• MATERIAL FOR THIS TASK:

◆ ◆ ◆ ◆ ◆

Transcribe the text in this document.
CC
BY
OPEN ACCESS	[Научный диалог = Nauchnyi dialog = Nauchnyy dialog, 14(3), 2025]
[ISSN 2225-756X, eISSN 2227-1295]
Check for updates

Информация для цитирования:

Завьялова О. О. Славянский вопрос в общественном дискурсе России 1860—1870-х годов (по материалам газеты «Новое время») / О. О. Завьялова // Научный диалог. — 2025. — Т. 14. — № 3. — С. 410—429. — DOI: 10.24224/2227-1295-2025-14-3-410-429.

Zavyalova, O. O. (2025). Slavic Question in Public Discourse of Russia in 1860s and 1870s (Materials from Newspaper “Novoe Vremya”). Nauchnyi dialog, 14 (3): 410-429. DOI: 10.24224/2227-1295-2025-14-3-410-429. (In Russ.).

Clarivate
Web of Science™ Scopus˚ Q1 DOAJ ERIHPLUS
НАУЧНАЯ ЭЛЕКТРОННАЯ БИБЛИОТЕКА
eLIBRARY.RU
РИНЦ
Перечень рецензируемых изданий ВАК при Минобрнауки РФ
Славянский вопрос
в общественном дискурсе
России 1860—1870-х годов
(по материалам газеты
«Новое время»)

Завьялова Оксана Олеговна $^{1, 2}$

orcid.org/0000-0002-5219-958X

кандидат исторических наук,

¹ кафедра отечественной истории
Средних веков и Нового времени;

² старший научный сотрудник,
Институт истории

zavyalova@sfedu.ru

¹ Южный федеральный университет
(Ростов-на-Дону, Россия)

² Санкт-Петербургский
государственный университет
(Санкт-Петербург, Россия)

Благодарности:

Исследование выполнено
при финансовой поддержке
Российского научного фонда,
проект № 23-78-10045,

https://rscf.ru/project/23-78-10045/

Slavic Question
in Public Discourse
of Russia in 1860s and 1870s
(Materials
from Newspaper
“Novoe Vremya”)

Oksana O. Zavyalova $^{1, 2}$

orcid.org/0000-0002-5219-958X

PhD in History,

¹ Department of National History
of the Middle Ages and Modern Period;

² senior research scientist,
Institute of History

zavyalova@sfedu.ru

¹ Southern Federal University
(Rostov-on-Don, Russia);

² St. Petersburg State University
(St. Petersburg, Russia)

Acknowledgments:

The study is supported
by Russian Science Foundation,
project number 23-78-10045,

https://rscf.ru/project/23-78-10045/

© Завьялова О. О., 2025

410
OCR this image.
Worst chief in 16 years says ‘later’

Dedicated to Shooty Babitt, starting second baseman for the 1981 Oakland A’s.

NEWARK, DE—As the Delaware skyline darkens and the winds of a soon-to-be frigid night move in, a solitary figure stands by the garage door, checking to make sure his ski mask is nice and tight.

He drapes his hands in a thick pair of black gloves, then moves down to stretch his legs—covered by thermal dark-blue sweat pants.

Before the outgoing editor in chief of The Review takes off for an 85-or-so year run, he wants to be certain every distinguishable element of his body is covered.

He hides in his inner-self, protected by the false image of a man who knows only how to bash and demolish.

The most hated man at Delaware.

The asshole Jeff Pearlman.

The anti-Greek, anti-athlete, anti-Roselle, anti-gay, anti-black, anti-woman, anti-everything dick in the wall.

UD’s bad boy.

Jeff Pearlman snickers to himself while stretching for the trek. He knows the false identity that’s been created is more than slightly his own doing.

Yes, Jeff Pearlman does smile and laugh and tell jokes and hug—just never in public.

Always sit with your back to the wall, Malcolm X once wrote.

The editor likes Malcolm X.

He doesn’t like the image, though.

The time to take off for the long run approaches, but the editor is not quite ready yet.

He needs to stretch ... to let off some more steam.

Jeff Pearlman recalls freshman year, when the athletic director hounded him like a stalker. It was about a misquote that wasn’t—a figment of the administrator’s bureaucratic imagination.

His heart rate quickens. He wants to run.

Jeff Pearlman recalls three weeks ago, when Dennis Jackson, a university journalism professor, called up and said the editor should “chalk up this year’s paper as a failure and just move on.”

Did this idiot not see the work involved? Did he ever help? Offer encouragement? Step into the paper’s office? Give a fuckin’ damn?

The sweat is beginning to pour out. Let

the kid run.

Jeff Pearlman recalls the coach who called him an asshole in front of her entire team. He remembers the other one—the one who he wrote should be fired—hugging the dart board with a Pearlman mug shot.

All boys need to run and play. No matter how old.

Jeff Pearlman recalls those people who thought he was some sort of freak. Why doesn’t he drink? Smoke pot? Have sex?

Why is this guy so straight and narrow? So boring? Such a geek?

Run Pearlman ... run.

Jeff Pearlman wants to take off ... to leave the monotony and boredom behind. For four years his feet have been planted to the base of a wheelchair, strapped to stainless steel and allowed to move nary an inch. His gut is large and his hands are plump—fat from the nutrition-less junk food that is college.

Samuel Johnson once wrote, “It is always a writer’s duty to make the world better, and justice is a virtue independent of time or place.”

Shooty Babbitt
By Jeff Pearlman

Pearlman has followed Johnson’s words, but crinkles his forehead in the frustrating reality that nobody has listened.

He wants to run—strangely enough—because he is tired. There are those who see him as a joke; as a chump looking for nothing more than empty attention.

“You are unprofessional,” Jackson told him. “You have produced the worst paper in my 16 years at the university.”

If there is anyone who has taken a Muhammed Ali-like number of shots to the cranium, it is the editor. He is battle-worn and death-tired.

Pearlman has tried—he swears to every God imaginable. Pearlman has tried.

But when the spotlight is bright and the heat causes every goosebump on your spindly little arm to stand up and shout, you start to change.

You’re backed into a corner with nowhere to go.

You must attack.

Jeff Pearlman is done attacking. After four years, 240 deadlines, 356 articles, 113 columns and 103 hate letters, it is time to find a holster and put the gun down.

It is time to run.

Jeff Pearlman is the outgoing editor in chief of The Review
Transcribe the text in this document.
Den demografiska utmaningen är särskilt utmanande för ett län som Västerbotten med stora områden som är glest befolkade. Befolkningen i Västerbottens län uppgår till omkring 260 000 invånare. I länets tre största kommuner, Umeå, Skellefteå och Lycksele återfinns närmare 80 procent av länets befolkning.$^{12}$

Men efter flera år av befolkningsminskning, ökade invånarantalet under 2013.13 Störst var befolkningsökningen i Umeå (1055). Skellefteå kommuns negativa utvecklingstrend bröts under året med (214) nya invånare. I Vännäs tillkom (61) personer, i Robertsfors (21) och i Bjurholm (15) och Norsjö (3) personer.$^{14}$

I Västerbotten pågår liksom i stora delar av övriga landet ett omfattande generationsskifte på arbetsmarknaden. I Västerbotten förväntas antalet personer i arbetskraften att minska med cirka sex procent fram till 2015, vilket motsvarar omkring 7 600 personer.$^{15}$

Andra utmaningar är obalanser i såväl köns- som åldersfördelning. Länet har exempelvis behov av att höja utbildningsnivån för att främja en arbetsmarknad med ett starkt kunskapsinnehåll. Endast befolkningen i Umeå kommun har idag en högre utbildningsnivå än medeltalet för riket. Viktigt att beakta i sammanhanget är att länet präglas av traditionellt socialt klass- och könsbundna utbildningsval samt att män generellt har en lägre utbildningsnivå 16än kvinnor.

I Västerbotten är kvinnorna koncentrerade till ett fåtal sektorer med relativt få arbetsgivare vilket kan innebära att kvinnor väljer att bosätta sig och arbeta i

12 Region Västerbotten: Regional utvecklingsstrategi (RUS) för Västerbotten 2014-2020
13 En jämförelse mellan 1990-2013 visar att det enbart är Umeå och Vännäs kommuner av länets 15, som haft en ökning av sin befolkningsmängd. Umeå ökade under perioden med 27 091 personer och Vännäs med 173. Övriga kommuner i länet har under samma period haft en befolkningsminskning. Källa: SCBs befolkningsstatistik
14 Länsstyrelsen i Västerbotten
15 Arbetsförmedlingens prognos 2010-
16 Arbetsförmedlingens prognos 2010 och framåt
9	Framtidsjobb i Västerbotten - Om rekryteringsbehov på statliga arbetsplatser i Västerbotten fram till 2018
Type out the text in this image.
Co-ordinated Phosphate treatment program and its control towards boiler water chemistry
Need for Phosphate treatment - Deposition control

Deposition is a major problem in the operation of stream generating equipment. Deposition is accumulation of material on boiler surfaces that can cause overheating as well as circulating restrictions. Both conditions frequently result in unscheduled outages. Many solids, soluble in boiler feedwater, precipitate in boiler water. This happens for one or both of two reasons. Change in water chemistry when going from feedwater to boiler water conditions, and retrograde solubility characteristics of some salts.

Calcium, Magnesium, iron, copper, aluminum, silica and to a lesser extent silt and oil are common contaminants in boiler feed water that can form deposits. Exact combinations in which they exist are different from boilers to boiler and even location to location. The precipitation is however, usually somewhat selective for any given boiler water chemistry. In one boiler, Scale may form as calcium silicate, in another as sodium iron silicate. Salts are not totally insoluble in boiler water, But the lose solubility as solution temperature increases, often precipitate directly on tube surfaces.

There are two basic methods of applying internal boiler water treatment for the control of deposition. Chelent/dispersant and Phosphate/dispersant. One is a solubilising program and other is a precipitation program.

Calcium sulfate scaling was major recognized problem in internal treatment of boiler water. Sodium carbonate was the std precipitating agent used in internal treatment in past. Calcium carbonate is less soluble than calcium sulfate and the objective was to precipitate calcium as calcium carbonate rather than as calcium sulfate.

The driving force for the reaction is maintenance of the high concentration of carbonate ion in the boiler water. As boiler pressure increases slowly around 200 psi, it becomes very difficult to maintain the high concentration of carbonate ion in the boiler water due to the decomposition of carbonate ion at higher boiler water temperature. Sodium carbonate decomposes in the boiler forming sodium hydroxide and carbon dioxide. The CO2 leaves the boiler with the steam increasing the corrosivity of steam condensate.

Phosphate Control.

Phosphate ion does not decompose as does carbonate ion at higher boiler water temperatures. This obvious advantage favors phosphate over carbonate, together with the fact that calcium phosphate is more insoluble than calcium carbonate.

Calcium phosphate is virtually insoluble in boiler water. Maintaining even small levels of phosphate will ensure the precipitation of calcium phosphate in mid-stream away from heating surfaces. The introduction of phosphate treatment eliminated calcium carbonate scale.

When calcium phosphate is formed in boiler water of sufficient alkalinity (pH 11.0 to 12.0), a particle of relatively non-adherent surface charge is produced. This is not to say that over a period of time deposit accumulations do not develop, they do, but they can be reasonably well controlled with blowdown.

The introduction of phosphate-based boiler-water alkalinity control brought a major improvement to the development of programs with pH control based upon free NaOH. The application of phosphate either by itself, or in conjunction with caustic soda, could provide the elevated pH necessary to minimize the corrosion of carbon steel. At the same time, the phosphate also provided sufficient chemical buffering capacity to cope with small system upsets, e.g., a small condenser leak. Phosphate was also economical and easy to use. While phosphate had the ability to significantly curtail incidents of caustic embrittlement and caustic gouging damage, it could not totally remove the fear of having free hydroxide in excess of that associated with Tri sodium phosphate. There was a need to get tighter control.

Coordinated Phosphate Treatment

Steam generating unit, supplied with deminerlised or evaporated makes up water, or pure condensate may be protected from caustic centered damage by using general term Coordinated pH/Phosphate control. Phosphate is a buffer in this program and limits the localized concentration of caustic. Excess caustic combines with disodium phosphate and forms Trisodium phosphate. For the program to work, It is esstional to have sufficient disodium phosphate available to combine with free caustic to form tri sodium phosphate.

◆ ◆ ◆ ◆ ◆

• GOAL:
Select and copy each line from the data that includes the word "chief".

• FINISHED EXERCISE:
Worst chief in 16 years says ‘later’
Before the outgoing editor in chief of The Review takes off for an 85-or-so year run, he wants to be certain every distinguishable element of his body is covered.
Jeff Pearlman is the outgoing editor in chief of The Review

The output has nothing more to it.